● **Task statement**: Show every line from the data below that includes "JSON".

Segment Open

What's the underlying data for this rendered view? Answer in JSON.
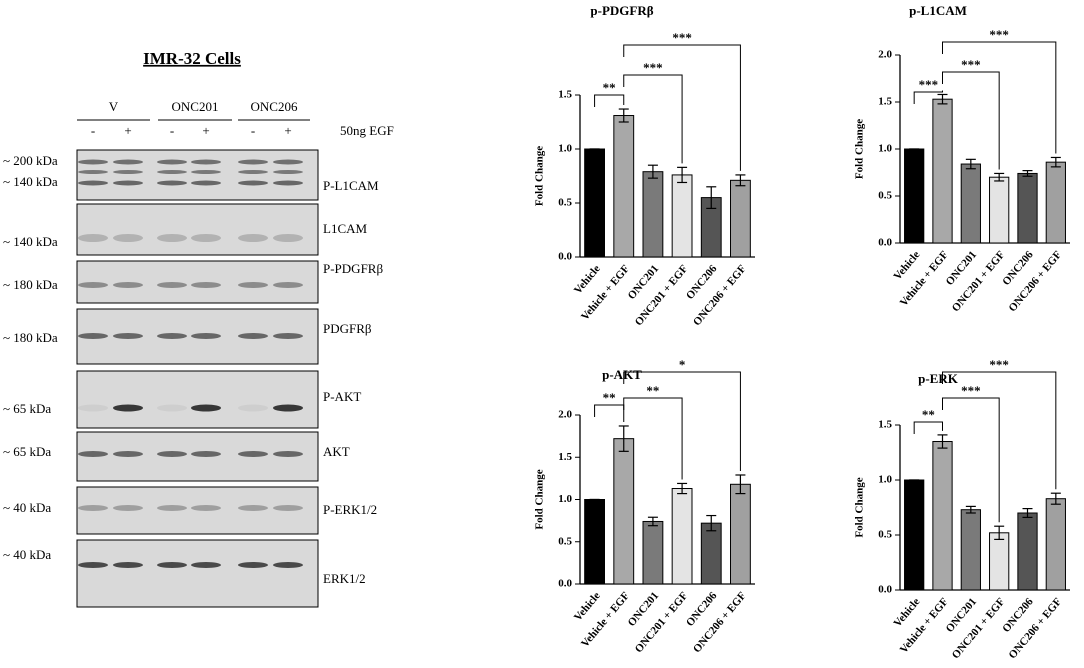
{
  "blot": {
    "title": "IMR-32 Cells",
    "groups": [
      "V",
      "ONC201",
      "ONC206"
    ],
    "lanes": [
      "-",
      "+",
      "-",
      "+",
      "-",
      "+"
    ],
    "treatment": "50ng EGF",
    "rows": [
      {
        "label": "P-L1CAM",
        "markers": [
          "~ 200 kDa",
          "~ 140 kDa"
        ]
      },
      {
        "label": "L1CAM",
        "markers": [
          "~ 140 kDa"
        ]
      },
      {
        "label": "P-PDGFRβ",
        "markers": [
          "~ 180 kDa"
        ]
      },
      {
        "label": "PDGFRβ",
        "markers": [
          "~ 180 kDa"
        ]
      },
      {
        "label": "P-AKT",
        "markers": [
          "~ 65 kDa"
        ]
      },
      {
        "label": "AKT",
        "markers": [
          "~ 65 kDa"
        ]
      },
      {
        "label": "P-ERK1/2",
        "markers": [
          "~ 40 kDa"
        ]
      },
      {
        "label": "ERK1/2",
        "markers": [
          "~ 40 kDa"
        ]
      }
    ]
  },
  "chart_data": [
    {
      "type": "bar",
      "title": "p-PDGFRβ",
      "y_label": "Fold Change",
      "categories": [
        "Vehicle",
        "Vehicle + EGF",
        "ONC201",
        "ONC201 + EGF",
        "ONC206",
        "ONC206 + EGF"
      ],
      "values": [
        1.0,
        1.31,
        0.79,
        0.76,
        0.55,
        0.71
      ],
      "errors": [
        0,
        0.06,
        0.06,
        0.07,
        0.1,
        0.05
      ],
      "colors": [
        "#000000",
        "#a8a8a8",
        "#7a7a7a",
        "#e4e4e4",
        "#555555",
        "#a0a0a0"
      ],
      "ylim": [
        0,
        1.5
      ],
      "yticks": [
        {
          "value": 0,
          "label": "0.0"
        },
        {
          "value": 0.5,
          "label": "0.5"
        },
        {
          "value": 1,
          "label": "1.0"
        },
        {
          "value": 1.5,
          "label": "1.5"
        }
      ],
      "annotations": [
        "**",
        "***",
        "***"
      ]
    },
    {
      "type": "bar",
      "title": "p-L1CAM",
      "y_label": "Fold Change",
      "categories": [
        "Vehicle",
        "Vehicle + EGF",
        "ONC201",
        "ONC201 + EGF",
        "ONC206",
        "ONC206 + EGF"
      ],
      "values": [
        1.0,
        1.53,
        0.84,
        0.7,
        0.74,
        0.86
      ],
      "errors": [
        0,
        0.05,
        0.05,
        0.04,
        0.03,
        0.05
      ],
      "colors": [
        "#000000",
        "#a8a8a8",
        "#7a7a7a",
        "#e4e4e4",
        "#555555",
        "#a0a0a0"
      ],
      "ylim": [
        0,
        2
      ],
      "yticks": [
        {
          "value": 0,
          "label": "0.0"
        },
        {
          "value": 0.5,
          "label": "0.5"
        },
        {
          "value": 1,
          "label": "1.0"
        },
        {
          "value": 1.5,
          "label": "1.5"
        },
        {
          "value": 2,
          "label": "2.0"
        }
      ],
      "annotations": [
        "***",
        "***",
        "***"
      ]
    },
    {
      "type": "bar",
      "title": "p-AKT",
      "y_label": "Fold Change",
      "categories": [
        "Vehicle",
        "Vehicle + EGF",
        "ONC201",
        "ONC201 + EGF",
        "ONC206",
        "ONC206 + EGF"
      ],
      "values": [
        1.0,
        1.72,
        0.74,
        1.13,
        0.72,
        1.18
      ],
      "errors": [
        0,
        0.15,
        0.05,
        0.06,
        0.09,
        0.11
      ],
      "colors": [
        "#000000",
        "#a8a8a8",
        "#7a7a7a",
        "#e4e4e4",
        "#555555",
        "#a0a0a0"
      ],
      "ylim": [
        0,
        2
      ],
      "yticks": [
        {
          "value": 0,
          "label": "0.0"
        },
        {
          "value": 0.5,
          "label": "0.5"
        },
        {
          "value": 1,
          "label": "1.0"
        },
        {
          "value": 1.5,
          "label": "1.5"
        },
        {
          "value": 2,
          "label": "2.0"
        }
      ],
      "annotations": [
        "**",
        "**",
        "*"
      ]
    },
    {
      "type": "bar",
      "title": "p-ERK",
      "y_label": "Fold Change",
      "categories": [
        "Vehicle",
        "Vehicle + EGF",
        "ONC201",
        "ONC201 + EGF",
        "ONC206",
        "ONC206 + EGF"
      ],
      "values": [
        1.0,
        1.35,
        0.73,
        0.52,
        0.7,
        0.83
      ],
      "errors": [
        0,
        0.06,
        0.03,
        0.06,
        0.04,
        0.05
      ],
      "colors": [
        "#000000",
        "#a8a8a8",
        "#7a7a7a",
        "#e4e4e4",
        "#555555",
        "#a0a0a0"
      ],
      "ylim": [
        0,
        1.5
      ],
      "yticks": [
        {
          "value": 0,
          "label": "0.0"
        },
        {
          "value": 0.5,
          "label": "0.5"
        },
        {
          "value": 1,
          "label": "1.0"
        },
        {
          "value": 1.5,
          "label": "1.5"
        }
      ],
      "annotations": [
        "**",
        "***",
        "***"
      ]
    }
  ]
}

Segment Closed
Segment Open

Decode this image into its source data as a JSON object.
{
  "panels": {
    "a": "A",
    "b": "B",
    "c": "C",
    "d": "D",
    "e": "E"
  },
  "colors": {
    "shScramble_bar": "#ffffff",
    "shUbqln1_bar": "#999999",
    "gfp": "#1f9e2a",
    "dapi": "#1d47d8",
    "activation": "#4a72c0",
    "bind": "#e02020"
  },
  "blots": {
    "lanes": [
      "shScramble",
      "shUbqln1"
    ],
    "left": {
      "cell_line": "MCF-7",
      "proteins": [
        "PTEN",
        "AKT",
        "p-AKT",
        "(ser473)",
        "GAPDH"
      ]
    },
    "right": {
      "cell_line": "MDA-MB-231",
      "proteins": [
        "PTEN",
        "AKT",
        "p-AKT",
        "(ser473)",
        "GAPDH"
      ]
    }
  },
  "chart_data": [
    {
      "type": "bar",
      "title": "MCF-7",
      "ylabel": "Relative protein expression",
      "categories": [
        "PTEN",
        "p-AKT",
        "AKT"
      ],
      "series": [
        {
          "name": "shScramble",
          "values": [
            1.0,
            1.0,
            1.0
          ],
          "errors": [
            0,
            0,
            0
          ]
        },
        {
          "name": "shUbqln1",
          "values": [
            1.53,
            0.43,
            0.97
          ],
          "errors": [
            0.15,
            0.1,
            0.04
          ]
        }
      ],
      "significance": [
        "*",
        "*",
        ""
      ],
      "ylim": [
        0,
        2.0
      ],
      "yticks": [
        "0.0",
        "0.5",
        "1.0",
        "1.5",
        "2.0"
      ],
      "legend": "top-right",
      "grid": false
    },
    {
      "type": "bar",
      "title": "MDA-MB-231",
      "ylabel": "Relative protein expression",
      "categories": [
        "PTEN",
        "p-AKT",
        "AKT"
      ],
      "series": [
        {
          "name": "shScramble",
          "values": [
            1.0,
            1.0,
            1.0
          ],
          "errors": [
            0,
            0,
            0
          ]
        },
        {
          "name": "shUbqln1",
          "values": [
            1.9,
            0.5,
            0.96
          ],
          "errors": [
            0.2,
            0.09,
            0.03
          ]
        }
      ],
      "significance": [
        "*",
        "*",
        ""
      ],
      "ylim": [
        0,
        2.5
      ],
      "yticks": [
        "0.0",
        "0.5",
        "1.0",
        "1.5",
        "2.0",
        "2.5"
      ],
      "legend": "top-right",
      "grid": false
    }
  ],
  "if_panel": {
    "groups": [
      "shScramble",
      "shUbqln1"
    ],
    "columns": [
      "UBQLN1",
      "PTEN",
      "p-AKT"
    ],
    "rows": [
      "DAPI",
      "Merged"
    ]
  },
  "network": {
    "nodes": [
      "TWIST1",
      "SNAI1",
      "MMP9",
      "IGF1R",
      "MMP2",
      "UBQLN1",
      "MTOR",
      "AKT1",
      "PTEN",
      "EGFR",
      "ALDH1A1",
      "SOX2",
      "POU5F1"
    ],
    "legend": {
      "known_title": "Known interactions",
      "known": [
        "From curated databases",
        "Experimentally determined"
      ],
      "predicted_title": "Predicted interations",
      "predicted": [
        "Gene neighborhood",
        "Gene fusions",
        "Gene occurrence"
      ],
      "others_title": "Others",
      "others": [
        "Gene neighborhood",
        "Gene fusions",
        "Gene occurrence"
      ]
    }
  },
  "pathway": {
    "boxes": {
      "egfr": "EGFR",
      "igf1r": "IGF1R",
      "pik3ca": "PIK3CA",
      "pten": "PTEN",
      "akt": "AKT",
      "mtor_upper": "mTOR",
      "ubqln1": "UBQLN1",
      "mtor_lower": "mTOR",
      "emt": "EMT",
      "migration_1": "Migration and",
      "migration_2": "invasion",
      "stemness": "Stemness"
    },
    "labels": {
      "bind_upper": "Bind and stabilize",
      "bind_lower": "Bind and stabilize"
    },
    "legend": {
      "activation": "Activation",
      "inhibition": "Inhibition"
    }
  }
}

Segment Closed

● **Response to the exercise**:
What's the underlying data for this rendered view? Answer in JSON.
Decode this image into its source data as a JSON object.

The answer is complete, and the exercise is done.